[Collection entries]
————————

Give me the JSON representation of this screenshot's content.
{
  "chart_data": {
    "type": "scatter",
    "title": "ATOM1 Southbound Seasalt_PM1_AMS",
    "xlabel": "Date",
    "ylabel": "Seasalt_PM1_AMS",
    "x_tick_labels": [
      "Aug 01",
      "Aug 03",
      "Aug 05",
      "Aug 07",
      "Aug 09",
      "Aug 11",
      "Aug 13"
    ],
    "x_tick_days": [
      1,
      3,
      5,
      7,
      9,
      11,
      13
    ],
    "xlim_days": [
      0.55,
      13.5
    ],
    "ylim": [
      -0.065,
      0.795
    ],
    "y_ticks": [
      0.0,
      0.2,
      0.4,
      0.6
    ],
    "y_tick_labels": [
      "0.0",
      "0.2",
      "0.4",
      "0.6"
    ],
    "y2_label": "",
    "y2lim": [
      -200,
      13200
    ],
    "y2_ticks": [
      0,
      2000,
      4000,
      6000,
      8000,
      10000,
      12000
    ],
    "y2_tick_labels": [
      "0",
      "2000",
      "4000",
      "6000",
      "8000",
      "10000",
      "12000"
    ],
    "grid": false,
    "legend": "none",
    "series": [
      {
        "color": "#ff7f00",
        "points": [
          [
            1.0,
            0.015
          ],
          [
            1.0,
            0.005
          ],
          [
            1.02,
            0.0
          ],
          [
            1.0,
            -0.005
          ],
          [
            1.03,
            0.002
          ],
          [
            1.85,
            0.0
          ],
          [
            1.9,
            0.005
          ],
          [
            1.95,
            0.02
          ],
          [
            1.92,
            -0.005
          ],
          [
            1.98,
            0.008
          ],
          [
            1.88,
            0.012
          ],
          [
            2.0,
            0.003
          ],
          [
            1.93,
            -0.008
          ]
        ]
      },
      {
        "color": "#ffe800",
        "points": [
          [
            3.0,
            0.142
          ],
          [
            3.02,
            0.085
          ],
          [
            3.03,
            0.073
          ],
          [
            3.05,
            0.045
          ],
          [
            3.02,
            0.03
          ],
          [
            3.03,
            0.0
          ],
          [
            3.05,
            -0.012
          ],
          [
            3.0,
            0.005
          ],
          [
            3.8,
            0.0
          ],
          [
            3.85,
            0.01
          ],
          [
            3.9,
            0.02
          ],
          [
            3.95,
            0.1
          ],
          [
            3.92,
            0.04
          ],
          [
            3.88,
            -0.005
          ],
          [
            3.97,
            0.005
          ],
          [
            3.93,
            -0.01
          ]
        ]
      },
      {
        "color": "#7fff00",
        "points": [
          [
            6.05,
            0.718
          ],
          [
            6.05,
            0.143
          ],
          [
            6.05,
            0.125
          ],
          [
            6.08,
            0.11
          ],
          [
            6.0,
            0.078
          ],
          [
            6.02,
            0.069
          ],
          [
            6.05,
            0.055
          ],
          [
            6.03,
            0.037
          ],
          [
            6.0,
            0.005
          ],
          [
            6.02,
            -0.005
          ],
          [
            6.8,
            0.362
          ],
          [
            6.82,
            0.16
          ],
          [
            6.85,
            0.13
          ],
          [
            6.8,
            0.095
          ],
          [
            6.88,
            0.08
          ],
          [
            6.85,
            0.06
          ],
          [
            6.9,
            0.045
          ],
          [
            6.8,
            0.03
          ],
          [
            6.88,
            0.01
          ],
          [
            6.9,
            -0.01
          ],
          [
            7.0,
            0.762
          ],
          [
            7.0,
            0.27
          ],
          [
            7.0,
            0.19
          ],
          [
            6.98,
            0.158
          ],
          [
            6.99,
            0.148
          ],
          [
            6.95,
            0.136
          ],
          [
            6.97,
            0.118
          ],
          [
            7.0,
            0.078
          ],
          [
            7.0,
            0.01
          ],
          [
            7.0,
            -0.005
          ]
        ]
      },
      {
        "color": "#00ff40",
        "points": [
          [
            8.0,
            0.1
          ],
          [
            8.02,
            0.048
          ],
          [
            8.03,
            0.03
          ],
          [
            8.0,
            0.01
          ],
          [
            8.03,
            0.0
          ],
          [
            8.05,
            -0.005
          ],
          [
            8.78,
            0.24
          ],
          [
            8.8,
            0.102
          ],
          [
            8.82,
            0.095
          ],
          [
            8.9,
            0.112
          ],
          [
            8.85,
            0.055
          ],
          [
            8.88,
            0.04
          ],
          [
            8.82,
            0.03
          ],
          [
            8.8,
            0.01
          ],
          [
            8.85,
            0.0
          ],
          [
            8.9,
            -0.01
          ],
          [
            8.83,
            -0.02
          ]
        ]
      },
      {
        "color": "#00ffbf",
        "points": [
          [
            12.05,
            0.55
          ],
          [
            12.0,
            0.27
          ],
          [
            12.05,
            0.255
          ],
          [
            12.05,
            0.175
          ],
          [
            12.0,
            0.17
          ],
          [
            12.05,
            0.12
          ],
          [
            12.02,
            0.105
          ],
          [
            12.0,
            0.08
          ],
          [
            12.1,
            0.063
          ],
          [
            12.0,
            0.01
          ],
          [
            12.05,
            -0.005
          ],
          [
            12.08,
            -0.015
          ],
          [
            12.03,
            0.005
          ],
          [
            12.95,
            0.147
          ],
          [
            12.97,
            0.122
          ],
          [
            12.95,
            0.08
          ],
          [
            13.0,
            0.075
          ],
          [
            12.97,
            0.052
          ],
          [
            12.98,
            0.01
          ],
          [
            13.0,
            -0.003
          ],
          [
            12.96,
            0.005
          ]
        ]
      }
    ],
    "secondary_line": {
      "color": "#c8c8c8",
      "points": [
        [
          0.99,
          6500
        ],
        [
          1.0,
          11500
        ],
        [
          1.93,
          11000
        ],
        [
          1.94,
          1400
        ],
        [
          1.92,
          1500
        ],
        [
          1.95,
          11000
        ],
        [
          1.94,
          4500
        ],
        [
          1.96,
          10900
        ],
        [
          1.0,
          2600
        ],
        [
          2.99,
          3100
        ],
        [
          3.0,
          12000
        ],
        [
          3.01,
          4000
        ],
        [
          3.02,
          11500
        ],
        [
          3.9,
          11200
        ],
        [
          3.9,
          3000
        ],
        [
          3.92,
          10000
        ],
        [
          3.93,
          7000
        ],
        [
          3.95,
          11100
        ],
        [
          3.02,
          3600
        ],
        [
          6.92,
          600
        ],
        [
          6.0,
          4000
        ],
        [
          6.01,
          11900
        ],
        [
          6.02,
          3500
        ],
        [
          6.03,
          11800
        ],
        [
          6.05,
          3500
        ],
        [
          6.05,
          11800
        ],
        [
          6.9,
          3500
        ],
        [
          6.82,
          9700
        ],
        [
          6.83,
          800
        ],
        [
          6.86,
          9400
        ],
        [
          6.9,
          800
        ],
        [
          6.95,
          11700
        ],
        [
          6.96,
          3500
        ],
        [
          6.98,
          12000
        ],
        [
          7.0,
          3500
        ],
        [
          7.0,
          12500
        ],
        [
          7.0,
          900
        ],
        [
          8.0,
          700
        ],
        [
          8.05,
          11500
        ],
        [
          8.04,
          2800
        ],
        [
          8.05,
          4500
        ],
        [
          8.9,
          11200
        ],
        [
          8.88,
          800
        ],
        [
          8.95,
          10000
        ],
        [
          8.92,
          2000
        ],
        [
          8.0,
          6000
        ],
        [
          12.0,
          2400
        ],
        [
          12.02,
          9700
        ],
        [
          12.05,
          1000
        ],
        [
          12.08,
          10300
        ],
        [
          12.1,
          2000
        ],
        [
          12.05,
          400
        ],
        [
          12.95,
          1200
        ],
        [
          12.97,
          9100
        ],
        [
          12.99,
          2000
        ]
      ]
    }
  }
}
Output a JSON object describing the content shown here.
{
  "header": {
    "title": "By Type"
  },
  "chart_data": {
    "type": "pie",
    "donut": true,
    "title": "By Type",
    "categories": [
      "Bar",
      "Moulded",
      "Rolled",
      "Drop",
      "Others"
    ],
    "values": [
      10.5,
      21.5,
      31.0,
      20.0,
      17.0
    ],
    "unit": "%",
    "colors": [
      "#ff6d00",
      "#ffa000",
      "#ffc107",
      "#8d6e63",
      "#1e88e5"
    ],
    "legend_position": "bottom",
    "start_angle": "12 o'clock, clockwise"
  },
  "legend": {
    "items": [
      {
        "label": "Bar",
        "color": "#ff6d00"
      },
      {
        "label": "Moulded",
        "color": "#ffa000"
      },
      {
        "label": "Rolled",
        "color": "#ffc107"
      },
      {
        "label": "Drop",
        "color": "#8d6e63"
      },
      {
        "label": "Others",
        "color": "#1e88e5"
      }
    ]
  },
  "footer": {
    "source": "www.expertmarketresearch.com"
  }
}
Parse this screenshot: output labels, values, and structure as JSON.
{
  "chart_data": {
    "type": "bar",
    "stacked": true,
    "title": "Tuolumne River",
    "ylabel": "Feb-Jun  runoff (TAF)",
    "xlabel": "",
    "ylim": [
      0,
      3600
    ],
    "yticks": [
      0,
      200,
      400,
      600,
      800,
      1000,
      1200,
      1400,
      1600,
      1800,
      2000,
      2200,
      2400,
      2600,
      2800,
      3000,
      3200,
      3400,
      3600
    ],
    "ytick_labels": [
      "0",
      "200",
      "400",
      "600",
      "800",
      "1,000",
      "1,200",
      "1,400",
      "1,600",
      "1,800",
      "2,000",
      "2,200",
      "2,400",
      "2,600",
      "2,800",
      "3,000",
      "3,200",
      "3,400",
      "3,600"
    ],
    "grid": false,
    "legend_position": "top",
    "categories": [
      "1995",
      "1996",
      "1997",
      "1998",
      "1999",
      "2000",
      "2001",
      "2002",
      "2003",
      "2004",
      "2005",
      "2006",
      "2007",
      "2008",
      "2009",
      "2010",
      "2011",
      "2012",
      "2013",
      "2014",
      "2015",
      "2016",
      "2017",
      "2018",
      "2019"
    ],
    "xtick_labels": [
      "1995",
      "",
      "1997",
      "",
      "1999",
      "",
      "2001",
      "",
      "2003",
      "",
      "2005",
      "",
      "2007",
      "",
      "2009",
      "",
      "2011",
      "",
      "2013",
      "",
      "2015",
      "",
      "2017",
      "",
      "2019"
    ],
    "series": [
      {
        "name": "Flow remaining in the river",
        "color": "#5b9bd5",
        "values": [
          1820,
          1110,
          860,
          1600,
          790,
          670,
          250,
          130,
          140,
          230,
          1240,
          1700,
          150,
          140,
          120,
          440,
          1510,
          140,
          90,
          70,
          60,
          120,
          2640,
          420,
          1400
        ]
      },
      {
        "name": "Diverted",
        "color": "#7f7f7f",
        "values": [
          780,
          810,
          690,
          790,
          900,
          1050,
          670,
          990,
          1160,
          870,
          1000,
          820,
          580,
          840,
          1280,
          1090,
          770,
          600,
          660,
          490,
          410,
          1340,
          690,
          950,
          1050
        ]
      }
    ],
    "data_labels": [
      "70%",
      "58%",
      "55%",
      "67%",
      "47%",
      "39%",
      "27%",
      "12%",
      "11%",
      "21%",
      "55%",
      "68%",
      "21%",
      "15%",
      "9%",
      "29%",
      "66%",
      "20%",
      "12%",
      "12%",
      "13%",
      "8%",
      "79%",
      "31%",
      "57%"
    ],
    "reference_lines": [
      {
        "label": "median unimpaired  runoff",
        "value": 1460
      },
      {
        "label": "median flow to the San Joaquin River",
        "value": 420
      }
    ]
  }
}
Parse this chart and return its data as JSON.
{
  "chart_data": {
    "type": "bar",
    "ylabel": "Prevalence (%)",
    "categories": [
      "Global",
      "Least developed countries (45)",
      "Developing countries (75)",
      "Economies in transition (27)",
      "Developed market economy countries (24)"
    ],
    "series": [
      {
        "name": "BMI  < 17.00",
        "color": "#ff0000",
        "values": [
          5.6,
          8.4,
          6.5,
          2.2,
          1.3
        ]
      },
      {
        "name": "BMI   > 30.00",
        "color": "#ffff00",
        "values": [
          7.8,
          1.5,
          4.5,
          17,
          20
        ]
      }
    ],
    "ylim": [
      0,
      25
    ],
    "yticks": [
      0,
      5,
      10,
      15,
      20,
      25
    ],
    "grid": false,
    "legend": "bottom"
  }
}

————————

- [EXERCISE TASK]: Return the lines from the line containing "Parse this chart and return its data as JSON." to the end of the entries above, exactly as they appear and with no other output.

- [SOLUTION FOR THIS PROBLEM]:
Parse this chart and return its data as JSON.
{
  "chart_data": {
    "type": "bar",
    "ylabel": "Prevalence (%)",
    "categories": [
      "Global",
      "Least developed countries (45)",
      "Developing countries (75)",
      "Economies in transition (27)",
      "Developed market economy countries (24)"
    ],
    "series": [
      {
        "name": "BMI  < 17.00",
        "color": "#ff0000",
        "values": [
          5.6,
          8.4,
          6.5,
          2.2,
          1.3
        ]
      },
      {
        "name": "BMI   > 30.00",
        "color": "#ffff00",
        "values": [
          7.8,
          1.5,
          4.5,
          17,
          20
        ]
      }
    ],
    "ylim": [
      0,
      25
    ],
    "yticks": [
      0,
      5,
      10,
      15,
      20,
      25
    ],
    "grid": false,
    "legend": "bottom"
  }
}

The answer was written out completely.